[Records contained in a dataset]
────────────────────────────────────────

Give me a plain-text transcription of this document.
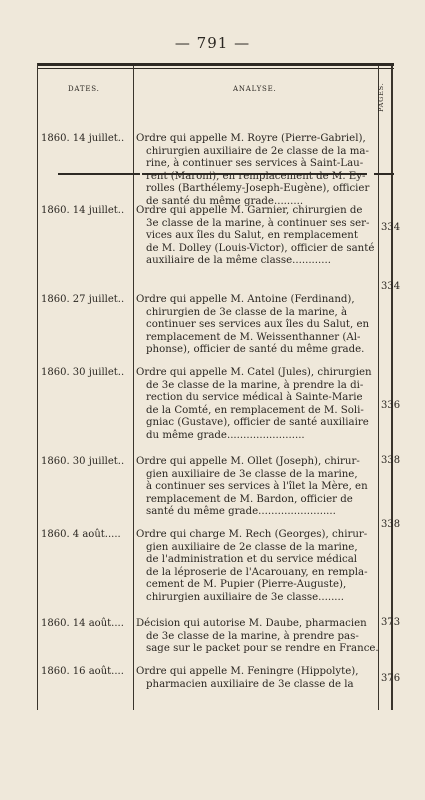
— 791 —
DATES.	ANALYSE.	PAGES.
1860. 14 juillet.. Ordre qui appelle M. Royre (Pierre-Gabriel),
chirurgien auxiliaire de 2e classe de la ma-
rine, à continuer ses services à Saint-Lau-
rent (Maroni), en remplacement de M. Ey-
rolles (Barthélemy-Joseph-Eugène), officier
de santé du même grade.........
334
1860. 14 juillet.. Ordre qui appelle M. Garnier, chirurgien de
3e classe de la marine, à continuer ses ser-
vices aux îles du Salut, en remplacement
de M. Dolley (Louis-Victor), officier de santé
auxiliaire de la même classe............
334
1860. 27 juillet.. Ordre qui appelle M. Antoine (Ferdinand),
chirurgien de 3e classe de la marine, à
continuer ses services aux îles du Salut, en
remplacement de M. Weissenthanner (Al-
phonse), officier de santé du même grade.
336
1860. 30 juillet.. Ordre qui appelle M. Catel (Jules), chirurgien
de 3e classe de la marine, à prendre la di-
rection du service médical à Sainte-Marie
de la Comté, en remplacement de M. Soli-
gniac (Gustave), officier de santé auxiliaire
du même grade........................
338
1860. 30 juillet.. Ordre qui appelle M. Ollet (Joseph), chirur-
gien auxiliaire de 3e classe de la marine,
à continuer ses services à l'îlet la Mère, en
remplacement de M. Bardon, officier de
santé du même grade........................
338
1860. 4 août..... Ordre qui charge M. Rech (Georges), chirur-
gien auxiliaire de 2e classe de la marine,
de l'administration et du service médical
de la léproserie de l'Acarouany, en rempla-
cement de M. Pupier (Pierre-Auguste),
chirurgien auxiliaire de 3e classe........
373
1860. 14 août.... Décision qui autorise M. Daube, pharmacien
de 3e classe de la marine, à prendre pas-
sage sur le packet pour se rendre en France.
376
1860. 16 août.... Ordre qui appelle M. Feningre (Hippolyte),
pharmacien auxiliaire de 3e classe de la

────────────────────────────────────────

**Written instruction**.
Show the lines of the records that contain the word "médical".

**Exercise solution**.
rection du service médical à Sainte-Marie
de l'administration et du service médical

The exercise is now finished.